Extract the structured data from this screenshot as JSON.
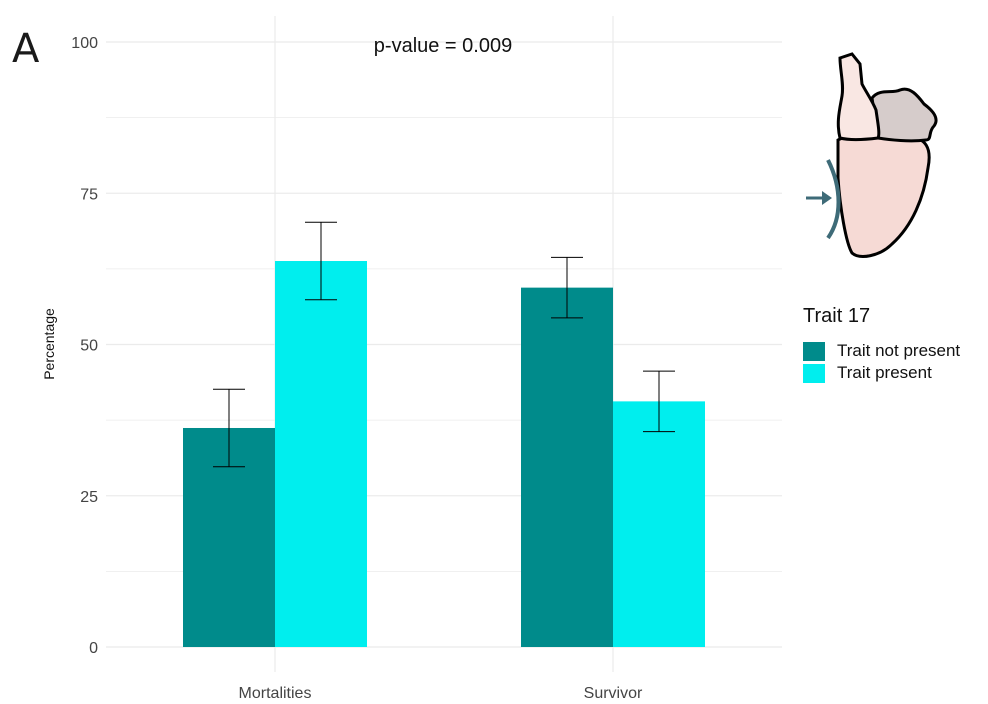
{
  "panel_label": "A",
  "legend": {
    "title": "Trait 17",
    "items": [
      {
        "label": "Trait not present",
        "color": "#008B8B"
      },
      {
        "label": "Trait present",
        "color": "#00EEEE"
      }
    ]
  },
  "chart_data": {
    "type": "bar",
    "annotation": "p-value = 0.009",
    "ylabel": "Percentage",
    "xlabel": "",
    "ylim": [
      0,
      100
    ],
    "yticks": [
      0,
      25,
      50,
      75,
      100
    ],
    "grid": true,
    "legend_position": "right",
    "categories": [
      "Mortalities",
      "Survivor"
    ],
    "series": [
      {
        "name": "Trait not present",
        "color": "#008B8B",
        "values": [
          36.2,
          59.4
        ],
        "error_low": [
          29.8,
          54.4
        ],
        "error_high": [
          42.6,
          64.4
        ]
      },
      {
        "name": "Trait present",
        "color": "#00EEEE",
        "values": [
          63.8,
          40.6
        ],
        "error_low": [
          57.4,
          35.6
        ],
        "error_high": [
          70.2,
          45.6
        ]
      }
    ]
  }
}
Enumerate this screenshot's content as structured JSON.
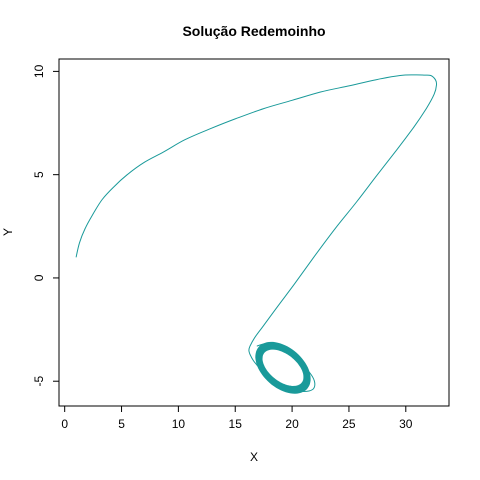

__Written instruction__
Return the listing above unchanged, apart from dropping its pictures.

__Answer to this problem__
Extract the structured data from this screenshot as JSON.
{
  "panel_label": "A",
  "legend": {
    "title": "Trait 17",
    "items": [
      {
        "label": "Trait not present",
        "color": "#008B8B"
      },
      {
        "label": "Trait present",
        "color": "#00EEEE"
      }
    ]
  },
  "chart_data": {
    "type": "bar",
    "annotation": "p-value = 0.009",
    "ylabel": "Percentage",
    "xlabel": "",
    "ylim": [
      0,
      100
    ],
    "yticks": [
      0,
      25,
      50,
      75,
      100
    ],
    "grid": true,
    "legend_position": "right",
    "categories": [
      "Mortalities",
      "Survivor"
    ],
    "series": [
      {
        "name": "Trait not present",
        "color": "#008B8B",
        "values": [
          36.2,
          59.4
        ],
        "error_low": [
          29.8,
          54.4
        ],
        "error_high": [
          42.6,
          64.4
        ]
      },
      {
        "name": "Trait present",
        "color": "#00EEEE",
        "values": [
          63.8,
          40.6
        ],
        "error_low": [
          57.4,
          35.6
        ],
        "error_high": [
          70.2,
          45.6
        ]
      }
    ]
  }
}
Enumerate this screenshot's content as structured JSON.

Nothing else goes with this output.